----- Input material
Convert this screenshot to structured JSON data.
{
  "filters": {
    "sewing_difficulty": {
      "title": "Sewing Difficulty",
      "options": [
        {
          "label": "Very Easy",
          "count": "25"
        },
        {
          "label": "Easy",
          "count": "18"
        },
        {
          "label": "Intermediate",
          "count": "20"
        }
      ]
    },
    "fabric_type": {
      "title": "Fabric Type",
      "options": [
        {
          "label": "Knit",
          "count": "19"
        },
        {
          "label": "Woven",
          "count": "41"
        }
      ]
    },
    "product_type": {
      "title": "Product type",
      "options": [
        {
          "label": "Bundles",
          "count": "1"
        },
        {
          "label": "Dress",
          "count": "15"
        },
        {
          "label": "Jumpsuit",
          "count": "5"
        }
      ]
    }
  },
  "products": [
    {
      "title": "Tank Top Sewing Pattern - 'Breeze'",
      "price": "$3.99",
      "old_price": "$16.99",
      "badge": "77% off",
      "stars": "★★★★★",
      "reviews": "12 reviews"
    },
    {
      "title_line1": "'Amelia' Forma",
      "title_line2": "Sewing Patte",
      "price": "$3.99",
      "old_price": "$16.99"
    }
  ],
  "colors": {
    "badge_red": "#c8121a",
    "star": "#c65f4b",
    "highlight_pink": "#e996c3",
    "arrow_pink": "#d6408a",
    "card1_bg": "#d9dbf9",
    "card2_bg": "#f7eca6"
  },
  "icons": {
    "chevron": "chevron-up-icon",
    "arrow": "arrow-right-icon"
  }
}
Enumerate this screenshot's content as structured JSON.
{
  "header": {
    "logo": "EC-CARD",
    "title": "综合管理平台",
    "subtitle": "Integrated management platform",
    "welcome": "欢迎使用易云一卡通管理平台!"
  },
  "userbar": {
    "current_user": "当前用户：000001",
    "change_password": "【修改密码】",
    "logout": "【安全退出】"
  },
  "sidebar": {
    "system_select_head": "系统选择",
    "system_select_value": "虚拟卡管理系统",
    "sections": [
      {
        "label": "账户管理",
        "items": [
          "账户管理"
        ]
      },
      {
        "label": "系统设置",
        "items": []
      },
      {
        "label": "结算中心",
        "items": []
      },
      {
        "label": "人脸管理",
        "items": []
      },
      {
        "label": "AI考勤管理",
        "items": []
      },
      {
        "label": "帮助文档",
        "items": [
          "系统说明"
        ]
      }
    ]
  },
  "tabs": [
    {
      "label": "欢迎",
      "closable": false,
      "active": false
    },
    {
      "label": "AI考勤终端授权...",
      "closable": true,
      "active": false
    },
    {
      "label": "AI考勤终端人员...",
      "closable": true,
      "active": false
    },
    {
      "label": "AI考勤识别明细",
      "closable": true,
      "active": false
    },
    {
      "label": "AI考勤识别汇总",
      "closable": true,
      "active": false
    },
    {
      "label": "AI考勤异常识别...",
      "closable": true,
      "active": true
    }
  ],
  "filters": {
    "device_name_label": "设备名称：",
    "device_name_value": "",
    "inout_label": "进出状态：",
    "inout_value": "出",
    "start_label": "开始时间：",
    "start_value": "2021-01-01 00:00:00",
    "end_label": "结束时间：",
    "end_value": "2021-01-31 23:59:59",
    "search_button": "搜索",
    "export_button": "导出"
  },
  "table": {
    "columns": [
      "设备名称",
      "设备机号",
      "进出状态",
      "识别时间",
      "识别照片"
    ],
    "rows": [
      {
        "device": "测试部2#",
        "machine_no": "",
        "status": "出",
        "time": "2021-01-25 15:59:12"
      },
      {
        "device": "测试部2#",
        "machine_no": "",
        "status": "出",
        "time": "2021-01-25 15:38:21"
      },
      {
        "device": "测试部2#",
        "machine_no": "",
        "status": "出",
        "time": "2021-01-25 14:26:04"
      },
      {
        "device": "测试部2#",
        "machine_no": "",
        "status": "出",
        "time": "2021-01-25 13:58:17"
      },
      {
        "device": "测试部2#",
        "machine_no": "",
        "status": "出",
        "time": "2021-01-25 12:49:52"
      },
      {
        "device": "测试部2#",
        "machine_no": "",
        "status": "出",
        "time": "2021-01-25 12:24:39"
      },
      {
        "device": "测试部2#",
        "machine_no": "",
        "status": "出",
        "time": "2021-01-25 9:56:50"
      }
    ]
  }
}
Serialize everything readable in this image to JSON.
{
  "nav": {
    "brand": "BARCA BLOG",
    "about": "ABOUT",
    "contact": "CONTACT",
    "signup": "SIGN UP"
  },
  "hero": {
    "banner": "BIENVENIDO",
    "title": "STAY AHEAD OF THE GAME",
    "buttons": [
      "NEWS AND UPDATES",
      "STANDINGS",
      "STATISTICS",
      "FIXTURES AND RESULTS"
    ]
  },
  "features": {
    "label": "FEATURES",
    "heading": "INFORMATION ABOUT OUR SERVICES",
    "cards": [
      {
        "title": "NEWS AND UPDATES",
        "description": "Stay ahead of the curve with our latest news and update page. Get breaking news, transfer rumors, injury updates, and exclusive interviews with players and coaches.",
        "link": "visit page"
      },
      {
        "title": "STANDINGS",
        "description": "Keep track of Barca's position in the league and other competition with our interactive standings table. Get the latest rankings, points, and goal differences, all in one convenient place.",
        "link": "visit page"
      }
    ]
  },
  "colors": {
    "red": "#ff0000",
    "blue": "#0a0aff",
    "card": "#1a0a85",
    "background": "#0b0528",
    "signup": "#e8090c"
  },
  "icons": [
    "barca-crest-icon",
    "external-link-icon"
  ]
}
----------
What is being asked: Pull every line containing "time" out of the records.

Result for this exercise:
        "time": "2021-01-25 15:59:12"
        "time": "2021-01-25 15:38:21"
        "time": "2021-01-25 14:26:04"
        "time": "2021-01-25 13:58:17"
        "time": "2021-01-25 12:49:52"
        "time": "2021-01-25 12:24:39"
        "time": "2021-01-25 9:56:50"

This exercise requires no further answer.